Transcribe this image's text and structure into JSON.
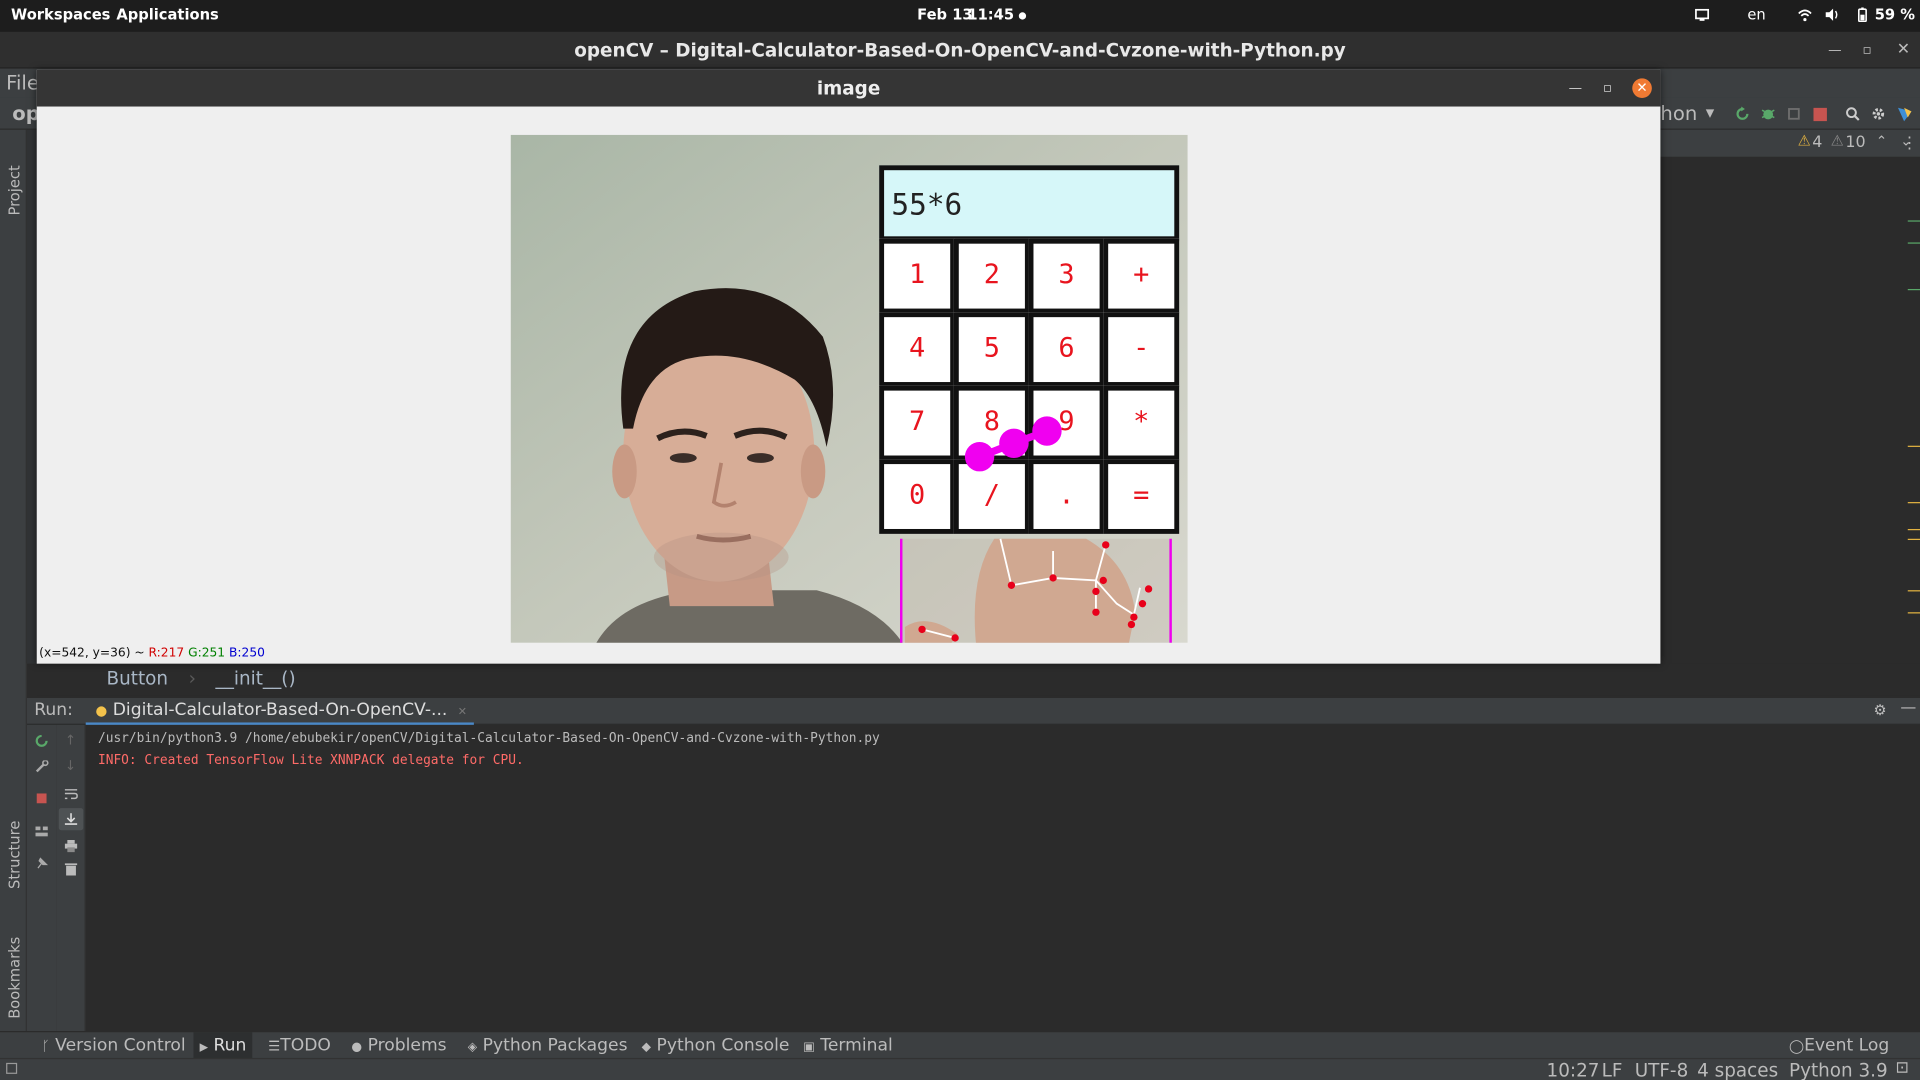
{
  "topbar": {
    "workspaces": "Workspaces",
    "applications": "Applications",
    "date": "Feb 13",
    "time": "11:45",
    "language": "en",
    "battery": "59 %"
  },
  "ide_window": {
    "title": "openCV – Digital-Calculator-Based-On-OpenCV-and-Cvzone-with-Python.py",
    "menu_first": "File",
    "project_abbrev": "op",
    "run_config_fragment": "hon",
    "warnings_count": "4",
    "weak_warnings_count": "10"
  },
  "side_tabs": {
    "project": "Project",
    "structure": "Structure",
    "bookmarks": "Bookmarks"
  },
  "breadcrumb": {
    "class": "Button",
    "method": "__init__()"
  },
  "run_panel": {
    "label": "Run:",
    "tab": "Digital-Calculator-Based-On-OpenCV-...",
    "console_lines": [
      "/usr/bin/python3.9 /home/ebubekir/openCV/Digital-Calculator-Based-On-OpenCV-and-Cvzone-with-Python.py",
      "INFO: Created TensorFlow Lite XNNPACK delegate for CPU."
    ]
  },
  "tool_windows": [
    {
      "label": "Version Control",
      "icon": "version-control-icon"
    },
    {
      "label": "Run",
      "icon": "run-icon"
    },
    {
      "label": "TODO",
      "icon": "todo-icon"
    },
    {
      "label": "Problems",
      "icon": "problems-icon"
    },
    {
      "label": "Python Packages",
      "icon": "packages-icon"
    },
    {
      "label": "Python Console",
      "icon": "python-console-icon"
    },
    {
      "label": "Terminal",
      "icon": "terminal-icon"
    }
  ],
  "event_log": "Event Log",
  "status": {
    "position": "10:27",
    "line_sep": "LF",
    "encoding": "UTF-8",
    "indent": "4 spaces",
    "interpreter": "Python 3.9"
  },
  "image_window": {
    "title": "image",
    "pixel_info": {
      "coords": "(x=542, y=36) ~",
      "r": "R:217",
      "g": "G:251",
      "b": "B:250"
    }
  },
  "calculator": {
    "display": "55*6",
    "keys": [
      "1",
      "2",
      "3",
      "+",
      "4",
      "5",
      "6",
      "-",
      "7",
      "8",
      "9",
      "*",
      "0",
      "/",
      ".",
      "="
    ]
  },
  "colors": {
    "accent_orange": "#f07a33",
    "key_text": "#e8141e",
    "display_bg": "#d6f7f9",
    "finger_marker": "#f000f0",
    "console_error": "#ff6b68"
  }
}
|---|
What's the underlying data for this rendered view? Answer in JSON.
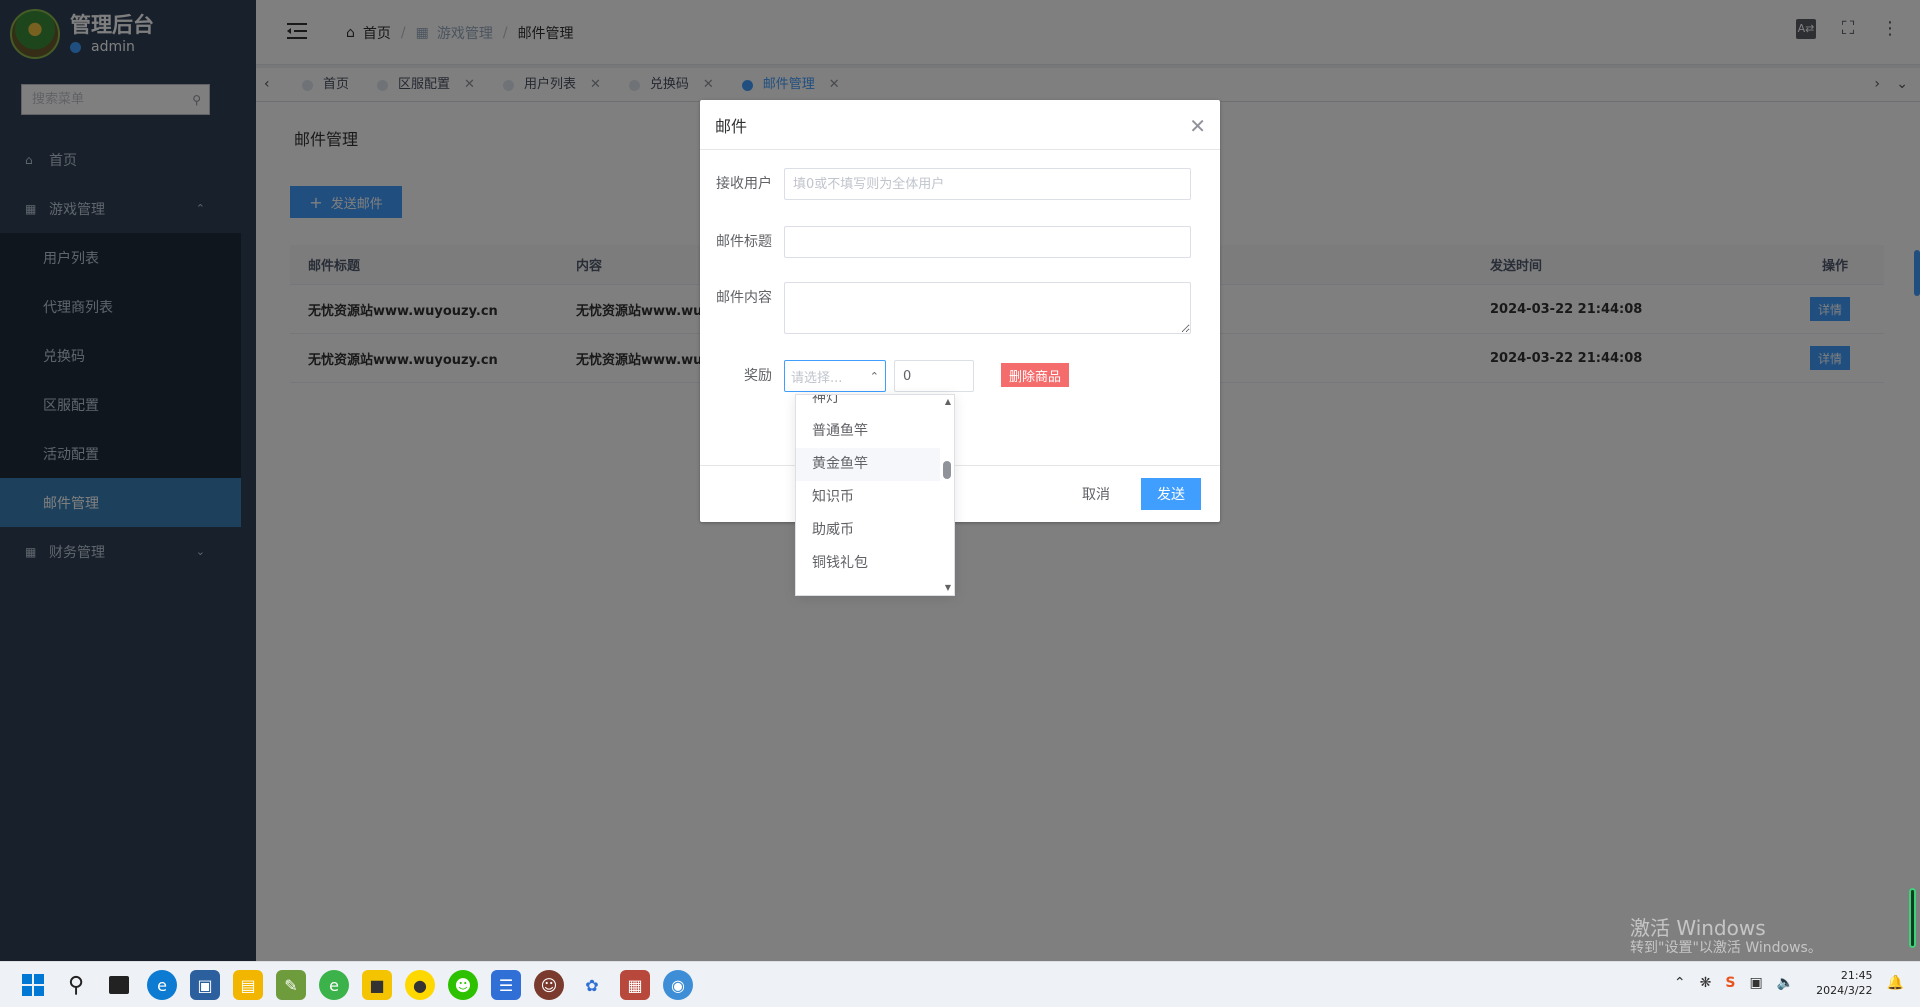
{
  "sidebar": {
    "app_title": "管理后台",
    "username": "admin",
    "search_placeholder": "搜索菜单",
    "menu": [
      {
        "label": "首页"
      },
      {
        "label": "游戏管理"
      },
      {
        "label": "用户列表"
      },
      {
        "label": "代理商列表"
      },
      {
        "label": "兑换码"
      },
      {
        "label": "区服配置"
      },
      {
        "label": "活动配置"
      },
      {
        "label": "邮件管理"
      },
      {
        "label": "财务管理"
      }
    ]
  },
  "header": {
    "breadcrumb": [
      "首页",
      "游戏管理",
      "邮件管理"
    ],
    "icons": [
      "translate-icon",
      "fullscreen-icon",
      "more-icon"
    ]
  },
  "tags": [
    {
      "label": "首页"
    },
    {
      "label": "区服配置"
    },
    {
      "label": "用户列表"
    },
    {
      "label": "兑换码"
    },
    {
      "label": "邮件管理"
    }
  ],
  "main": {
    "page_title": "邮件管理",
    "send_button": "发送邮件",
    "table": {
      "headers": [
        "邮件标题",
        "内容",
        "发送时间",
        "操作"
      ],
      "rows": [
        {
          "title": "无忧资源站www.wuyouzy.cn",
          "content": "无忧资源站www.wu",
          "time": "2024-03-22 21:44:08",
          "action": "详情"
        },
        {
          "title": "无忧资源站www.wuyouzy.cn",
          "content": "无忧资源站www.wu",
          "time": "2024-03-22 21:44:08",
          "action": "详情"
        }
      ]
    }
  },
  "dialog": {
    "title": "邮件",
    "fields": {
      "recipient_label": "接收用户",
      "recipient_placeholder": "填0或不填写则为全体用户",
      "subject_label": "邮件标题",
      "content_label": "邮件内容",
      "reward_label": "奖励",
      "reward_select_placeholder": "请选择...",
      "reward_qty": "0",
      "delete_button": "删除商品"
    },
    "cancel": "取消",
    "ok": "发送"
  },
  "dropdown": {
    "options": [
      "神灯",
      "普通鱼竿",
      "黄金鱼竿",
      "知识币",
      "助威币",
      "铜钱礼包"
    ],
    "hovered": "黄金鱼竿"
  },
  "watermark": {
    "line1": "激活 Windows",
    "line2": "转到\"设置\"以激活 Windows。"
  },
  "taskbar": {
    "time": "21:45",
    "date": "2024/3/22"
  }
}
|---|
## Your goal
Within the data above, pick out all lines holding the word "Based".

## Output of the task
    "title": "openCV – Digital-Calculator-Based-On-OpenCV-and-Cvzone-with-Python.py",
    "tab": "Digital-Calculator-Based-On-OpenCV-...",
      "/usr/bin/python3.9 /home/ebubekir/openCV/Digital-Calculator-Based-On-OpenCV-and-Cvzone-with-Python.py",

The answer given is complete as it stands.